Written request:
Search the material below for the word "under" and copy every line in which it occurs.

Exercise materials:
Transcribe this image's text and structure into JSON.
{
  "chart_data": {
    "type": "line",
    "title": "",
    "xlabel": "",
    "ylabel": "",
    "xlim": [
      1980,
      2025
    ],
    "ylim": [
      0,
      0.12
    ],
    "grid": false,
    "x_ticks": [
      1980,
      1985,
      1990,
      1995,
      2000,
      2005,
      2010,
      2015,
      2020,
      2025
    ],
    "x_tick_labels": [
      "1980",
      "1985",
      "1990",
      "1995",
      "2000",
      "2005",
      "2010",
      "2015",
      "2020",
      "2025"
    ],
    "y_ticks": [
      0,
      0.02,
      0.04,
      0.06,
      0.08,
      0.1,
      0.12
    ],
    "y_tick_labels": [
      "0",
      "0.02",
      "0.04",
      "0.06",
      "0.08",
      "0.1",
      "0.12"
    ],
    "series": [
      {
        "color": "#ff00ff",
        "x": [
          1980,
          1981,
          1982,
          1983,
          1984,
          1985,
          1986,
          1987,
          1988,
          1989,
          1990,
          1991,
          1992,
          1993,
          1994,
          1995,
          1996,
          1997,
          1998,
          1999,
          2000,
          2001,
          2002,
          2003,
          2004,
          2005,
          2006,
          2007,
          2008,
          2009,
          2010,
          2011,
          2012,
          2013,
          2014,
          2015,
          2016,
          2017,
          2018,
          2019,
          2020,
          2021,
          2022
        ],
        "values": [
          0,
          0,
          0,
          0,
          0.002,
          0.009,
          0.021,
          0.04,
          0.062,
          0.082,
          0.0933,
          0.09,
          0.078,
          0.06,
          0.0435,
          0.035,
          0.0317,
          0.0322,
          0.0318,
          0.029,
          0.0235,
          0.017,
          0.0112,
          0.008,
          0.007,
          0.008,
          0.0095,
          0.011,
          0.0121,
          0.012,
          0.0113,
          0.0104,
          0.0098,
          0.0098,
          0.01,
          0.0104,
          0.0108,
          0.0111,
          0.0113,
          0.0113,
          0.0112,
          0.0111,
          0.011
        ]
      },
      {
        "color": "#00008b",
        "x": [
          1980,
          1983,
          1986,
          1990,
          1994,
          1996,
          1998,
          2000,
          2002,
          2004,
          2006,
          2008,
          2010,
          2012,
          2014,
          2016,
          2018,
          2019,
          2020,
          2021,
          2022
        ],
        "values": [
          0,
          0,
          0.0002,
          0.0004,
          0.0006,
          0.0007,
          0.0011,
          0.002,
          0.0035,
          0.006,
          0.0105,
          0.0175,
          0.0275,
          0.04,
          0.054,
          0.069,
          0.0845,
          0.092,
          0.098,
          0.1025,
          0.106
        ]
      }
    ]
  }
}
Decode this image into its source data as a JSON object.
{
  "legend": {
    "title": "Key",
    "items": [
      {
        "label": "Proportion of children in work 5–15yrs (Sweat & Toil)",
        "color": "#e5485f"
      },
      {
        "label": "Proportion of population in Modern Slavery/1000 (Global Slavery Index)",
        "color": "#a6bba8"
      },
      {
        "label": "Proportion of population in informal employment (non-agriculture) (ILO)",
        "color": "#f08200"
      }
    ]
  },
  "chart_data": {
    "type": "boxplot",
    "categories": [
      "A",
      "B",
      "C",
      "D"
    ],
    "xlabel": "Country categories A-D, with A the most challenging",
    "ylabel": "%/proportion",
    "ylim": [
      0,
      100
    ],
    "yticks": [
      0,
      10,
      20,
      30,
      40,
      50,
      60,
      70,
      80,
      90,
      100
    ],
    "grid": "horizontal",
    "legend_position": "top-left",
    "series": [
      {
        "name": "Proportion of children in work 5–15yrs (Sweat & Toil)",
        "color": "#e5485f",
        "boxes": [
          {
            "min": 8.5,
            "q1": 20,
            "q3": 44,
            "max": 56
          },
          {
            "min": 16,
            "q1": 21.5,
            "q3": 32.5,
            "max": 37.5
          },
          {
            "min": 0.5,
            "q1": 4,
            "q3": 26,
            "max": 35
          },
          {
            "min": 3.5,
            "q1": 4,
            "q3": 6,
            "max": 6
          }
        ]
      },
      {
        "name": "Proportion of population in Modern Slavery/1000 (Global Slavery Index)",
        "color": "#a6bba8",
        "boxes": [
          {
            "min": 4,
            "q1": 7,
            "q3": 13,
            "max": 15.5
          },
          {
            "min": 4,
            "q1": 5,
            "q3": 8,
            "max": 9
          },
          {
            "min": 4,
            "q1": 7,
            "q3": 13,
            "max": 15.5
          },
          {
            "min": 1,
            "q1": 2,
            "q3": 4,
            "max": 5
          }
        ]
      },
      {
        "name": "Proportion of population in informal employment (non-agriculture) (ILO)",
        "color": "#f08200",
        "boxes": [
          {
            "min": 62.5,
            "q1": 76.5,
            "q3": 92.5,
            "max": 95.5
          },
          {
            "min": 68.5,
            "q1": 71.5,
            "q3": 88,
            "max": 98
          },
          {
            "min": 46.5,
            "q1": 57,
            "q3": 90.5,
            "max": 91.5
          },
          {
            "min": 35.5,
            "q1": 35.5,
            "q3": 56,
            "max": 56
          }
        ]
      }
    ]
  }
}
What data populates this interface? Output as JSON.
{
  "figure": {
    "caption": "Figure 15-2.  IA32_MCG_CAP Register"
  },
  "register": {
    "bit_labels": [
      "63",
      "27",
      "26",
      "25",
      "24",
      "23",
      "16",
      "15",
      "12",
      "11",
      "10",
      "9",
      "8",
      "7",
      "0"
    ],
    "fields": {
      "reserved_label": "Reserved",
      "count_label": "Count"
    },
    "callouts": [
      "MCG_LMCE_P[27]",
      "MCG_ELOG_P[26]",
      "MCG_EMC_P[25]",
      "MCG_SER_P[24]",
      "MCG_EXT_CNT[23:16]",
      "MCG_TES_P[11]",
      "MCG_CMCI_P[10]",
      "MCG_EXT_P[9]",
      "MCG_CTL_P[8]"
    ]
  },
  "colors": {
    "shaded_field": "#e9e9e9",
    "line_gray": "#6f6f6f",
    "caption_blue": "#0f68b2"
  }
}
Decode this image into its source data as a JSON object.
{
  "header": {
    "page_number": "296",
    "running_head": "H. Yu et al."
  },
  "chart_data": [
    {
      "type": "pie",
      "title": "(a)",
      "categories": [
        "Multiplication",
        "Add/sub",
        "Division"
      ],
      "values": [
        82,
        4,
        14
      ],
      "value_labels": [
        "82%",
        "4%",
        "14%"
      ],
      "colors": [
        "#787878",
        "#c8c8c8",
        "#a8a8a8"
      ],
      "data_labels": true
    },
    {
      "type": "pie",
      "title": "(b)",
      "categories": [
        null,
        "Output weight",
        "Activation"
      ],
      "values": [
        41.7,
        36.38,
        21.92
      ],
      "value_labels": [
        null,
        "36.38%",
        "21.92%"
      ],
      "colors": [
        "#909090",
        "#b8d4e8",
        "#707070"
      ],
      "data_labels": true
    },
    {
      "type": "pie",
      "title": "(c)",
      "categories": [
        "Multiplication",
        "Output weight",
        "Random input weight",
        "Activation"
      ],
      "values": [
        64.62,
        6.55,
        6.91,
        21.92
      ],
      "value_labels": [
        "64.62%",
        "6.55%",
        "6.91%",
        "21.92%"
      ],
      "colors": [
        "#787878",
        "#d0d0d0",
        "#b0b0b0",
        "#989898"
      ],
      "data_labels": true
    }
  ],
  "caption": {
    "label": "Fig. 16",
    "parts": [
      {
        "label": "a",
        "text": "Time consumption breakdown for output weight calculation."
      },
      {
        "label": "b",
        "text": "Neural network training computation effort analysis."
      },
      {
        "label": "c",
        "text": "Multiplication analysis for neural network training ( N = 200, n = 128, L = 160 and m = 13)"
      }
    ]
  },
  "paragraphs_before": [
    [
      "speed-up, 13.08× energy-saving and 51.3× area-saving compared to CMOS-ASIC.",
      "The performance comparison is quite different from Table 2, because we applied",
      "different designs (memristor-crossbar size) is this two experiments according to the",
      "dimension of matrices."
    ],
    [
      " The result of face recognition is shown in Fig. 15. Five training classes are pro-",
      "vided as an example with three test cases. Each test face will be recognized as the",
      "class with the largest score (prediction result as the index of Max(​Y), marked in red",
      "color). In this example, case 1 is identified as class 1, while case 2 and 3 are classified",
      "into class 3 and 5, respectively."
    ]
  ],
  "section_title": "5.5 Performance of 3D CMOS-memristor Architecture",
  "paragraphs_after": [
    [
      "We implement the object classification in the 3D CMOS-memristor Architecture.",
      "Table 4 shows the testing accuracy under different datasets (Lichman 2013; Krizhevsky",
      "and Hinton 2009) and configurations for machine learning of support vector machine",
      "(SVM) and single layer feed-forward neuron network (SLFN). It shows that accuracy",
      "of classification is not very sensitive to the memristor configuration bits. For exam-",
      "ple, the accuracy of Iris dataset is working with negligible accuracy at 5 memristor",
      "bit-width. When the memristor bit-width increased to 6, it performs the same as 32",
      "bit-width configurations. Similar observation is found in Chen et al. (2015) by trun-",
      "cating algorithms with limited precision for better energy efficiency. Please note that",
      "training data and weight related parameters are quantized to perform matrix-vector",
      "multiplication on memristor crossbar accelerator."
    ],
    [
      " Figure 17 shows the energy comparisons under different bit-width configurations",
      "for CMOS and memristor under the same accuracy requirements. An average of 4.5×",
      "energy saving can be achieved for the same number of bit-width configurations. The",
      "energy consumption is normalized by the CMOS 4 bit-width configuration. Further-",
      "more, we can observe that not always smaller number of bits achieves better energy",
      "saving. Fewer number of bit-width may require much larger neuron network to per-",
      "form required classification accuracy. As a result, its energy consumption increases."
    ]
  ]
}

Written response:
      "Table 4 shows the testing accuracy under different datasets (Lichman 2013; Krizhevsky",
      " Figure 17 shows the energy comparisons under different bit-width configurations",
      "for CMOS and memristor under the same accuracy requirements. An average of 4.5×",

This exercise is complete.